The input:
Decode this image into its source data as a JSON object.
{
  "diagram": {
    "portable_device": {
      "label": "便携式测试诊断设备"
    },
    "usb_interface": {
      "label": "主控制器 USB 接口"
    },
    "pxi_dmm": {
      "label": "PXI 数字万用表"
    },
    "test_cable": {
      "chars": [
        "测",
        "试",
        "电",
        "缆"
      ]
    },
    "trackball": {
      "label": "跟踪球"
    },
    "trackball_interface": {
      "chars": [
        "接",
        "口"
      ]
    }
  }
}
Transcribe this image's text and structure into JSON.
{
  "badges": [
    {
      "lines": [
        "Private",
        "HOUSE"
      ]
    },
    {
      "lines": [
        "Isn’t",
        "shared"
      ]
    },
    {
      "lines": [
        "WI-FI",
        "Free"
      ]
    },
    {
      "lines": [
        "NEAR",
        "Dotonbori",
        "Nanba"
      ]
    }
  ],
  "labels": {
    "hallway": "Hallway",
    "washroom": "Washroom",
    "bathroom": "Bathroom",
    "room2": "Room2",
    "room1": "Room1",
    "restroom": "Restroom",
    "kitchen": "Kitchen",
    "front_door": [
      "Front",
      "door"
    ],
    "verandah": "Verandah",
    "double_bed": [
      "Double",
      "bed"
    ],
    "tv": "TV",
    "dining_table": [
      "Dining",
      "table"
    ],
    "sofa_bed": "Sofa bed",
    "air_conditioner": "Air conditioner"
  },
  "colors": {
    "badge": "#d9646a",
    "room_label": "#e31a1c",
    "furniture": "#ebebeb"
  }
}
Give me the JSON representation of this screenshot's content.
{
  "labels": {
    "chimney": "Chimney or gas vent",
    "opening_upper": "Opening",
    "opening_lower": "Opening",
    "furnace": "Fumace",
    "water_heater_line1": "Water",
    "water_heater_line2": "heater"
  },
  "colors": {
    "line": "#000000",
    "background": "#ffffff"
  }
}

Instructions to follow: Quote the data in full, keeping each word unchanged.

Full solution:
Decode this image into its source data as a JSON object.
{
  "diagram": {
    "portable_device": {
      "label": "便携式测试诊断设备"
    },
    "usb_interface": {
      "label": "主控制器 USB 接口"
    },
    "pxi_dmm": {
      "label": "PXI 数字万用表"
    },
    "test_cable": {
      "chars": [
        "测",
        "试",
        "电",
        "缆"
      ]
    },
    "trackball": {
      "label": "跟踪球"
    },
    "trackball_interface": {
      "chars": [
        "接",
        "口"
      ]
    }
  }
}
Transcribe this image's text and structure into JSON.
{
  "badges": [
    {
      "lines": [
        "Private",
        "HOUSE"
      ]
    },
    {
      "lines": [
        "Isn’t",
        "shared"
      ]
    },
    {
      "lines": [
        "WI-FI",
        "Free"
      ]
    },
    {
      "lines": [
        "NEAR",
        "Dotonbori",
        "Nanba"
      ]
    }
  ],
  "labels": {
    "hallway": "Hallway",
    "washroom": "Washroom",
    "bathroom": "Bathroom",
    "room2": "Room2",
    "room1": "Room1",
    "restroom": "Restroom",
    "kitchen": "Kitchen",
    "front_door": [
      "Front",
      "door"
    ],
    "verandah": "Verandah",
    "double_bed": [
      "Double",
      "bed"
    ],
    "tv": "TV",
    "dining_table": [
      "Dining",
      "table"
    ],
    "sofa_bed": "Sofa bed",
    "air_conditioner": "Air conditioner"
  },
  "colors": {
    "badge": "#d9646a",
    "room_label": "#e31a1c",
    "furniture": "#ebebeb"
  }
}
Give me the JSON representation of this screenshot's content.
{
  "labels": {
    "chimney": "Chimney or gas vent",
    "opening_upper": "Opening",
    "opening_lower": "Opening",
    "furnace": "Fumace",
    "water_heater_line1": "Water",
    "water_heater_line2": "heater"
  },
  "colors": {
    "line": "#000000",
    "background": "#ffffff"
  }
}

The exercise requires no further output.